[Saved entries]
-------------------------

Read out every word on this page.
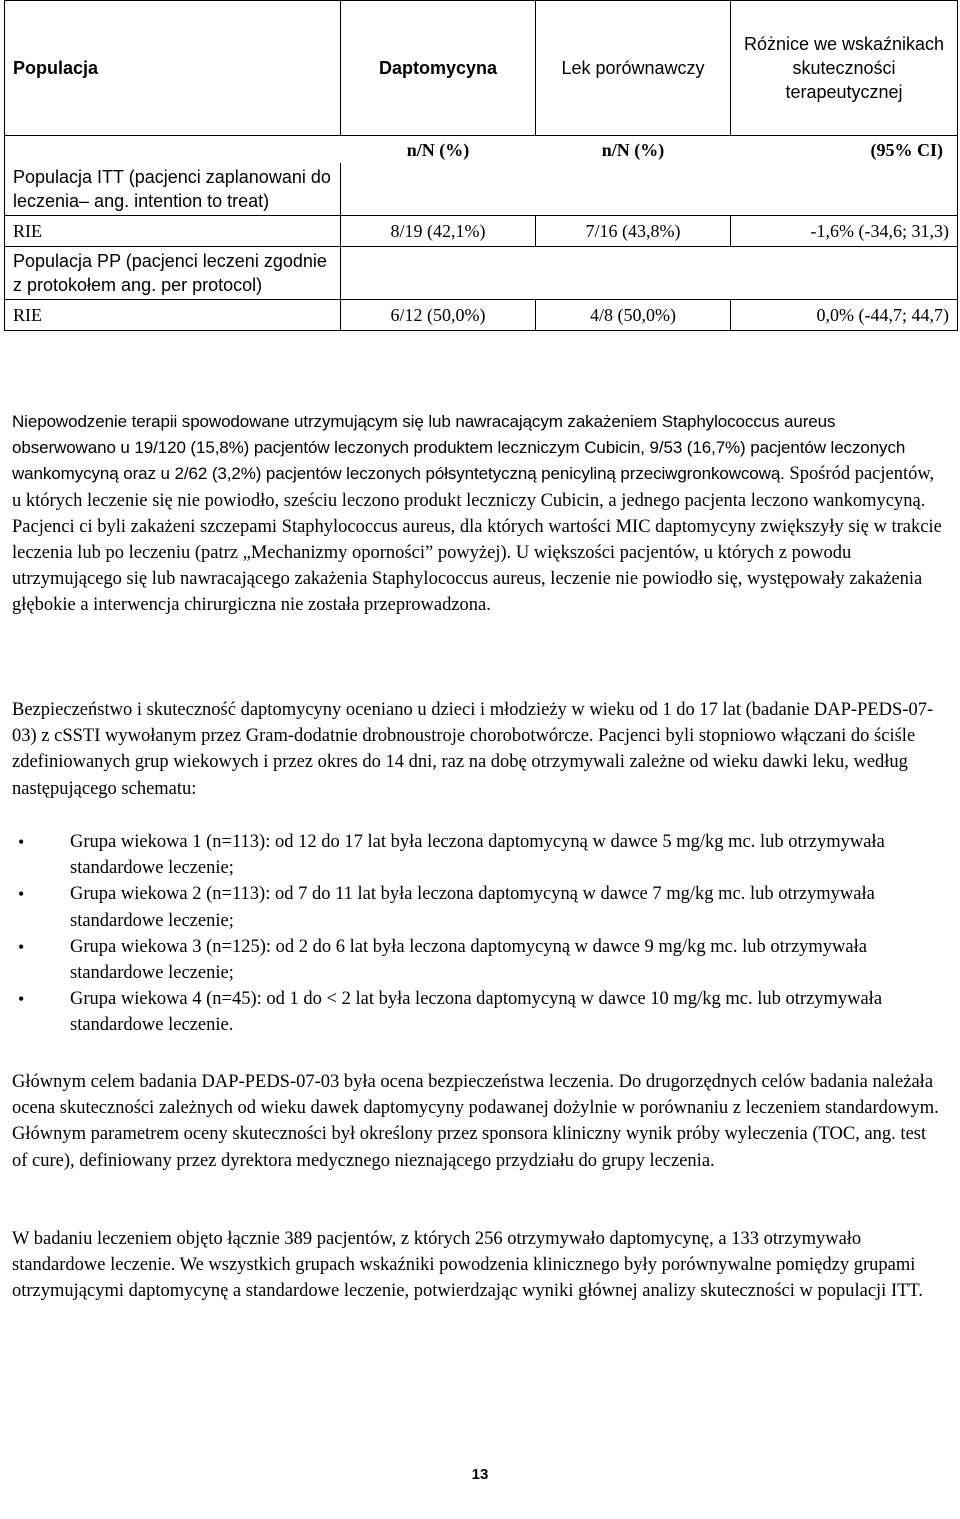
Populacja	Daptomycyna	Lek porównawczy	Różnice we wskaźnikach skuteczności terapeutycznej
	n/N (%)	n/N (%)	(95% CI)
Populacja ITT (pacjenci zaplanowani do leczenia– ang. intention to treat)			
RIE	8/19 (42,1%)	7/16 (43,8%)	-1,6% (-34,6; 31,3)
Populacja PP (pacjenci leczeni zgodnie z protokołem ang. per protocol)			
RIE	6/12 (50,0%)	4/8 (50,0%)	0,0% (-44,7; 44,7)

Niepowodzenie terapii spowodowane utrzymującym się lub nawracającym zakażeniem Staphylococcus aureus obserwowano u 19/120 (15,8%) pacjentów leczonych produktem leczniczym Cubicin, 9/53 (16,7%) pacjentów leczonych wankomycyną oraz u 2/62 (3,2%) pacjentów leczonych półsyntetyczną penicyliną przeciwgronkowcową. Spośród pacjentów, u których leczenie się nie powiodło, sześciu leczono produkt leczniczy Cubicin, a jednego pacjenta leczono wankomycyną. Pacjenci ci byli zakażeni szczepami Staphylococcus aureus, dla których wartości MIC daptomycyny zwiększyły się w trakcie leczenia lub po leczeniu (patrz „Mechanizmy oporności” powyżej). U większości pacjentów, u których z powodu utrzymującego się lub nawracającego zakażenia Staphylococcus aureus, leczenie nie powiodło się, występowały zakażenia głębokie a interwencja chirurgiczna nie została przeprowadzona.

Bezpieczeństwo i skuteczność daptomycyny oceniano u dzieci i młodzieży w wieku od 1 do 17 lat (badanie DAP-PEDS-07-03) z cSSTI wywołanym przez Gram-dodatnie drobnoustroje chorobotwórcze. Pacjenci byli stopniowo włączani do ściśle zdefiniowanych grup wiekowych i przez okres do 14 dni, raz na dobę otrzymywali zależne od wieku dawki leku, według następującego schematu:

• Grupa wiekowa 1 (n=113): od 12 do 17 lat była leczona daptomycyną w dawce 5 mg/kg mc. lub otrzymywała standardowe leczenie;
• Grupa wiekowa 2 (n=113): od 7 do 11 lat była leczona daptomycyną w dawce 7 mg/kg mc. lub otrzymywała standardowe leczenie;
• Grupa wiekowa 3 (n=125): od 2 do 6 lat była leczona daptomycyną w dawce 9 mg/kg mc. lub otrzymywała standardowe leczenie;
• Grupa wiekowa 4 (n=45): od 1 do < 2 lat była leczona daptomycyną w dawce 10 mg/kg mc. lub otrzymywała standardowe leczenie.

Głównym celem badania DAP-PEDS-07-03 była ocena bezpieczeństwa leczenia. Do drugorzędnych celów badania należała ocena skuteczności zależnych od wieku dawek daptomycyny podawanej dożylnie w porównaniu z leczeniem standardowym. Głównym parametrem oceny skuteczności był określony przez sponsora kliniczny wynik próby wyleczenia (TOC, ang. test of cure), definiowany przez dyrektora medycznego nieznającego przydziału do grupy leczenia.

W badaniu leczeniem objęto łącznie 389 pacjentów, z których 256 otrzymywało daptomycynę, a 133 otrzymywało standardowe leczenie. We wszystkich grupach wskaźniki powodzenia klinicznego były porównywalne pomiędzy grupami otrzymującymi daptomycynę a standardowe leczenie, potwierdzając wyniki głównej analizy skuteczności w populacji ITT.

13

-------------------------

_WORK TO BE COMPLETED_
Go through the material above and count the lines that contain "była"; answer with the number alone.

_COMPLETE OUTPUT_
5